REQUEST> Give the entries back exactly, dropping each image.

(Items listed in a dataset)
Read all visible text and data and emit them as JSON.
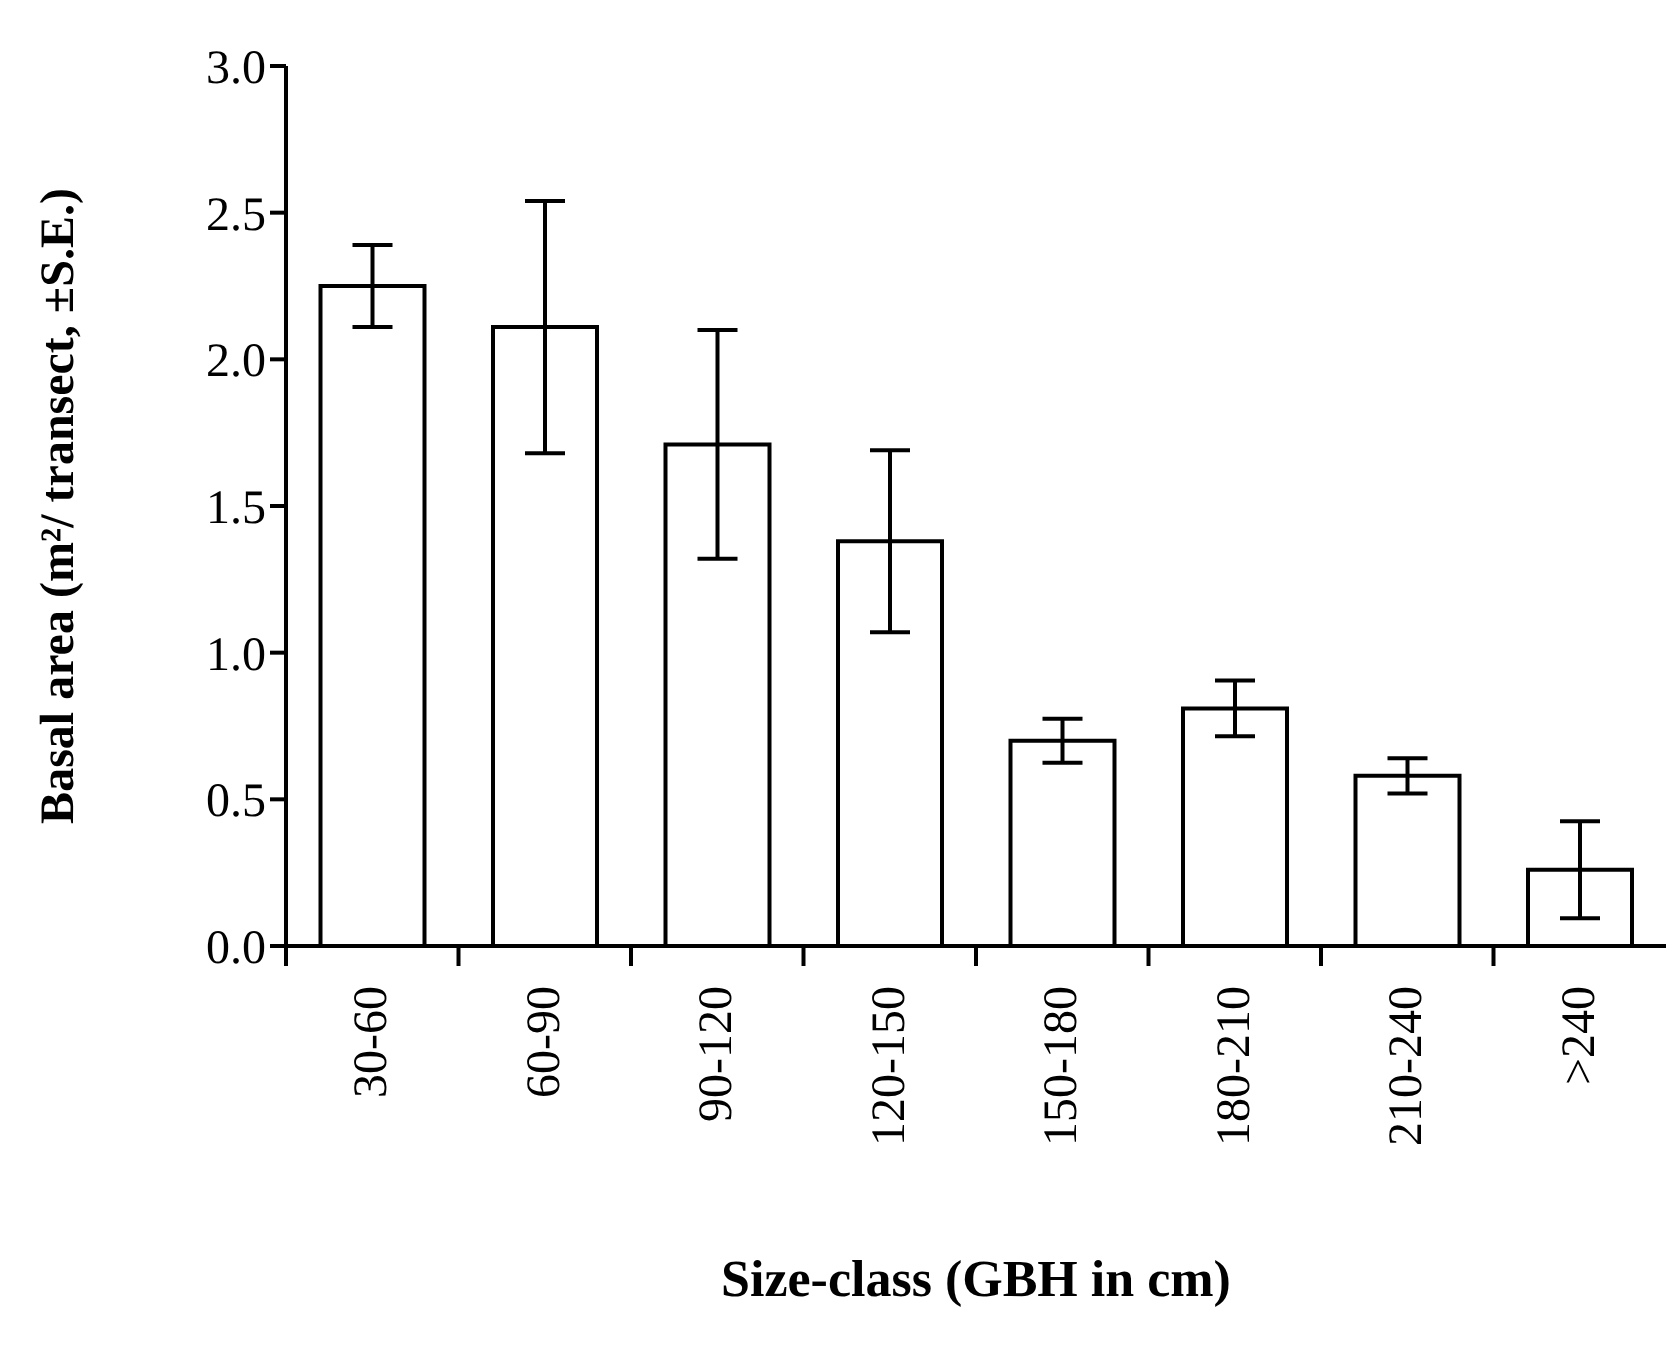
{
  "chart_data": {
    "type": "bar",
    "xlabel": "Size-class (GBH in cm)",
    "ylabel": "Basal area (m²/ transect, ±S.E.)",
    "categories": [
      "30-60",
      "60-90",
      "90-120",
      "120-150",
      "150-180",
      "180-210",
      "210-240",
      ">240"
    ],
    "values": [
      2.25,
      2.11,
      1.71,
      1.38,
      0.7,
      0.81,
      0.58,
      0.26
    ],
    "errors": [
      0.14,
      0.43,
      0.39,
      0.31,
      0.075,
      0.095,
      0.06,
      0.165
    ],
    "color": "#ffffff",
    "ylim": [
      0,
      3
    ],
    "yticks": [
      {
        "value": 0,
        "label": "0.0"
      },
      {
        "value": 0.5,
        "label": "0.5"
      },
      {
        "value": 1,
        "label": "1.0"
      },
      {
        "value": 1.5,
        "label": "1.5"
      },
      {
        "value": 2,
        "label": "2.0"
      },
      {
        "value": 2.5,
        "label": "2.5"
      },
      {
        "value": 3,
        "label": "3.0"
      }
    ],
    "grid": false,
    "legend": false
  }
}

ANSWER IN FULL>
Read all visible text and data and emit them as JSON.
{
  "chart_data": {
    "type": "bar",
    "xlabel": "Size-class (GBH in cm)",
    "ylabel": "Basal area (m²/ transect, ±S.E.)",
    "categories": [
      "30-60",
      "60-90",
      "90-120",
      "120-150",
      "150-180",
      "180-210",
      "210-240",
      ">240"
    ],
    "values": [
      2.25,
      2.11,
      1.71,
      1.38,
      0.7,
      0.81,
      0.58,
      0.26
    ],
    "errors": [
      0.14,
      0.43,
      0.39,
      0.31,
      0.075,
      0.095,
      0.06,
      0.165
    ],
    "color": "#ffffff",
    "ylim": [
      0,
      3
    ],
    "yticks": [
      {
        "value": 0,
        "label": "0.0"
      },
      {
        "value": 0.5,
        "label": "0.5"
      },
      {
        "value": 1,
        "label": "1.0"
      },
      {
        "value": 1.5,
        "label": "1.5"
      },
      {
        "value": 2,
        "label": "2.0"
      },
      {
        "value": 2.5,
        "label": "2.5"
      },
      {
        "value": 3,
        "label": "3.0"
      }
    ],
    "grid": false,
    "legend": false
  }
}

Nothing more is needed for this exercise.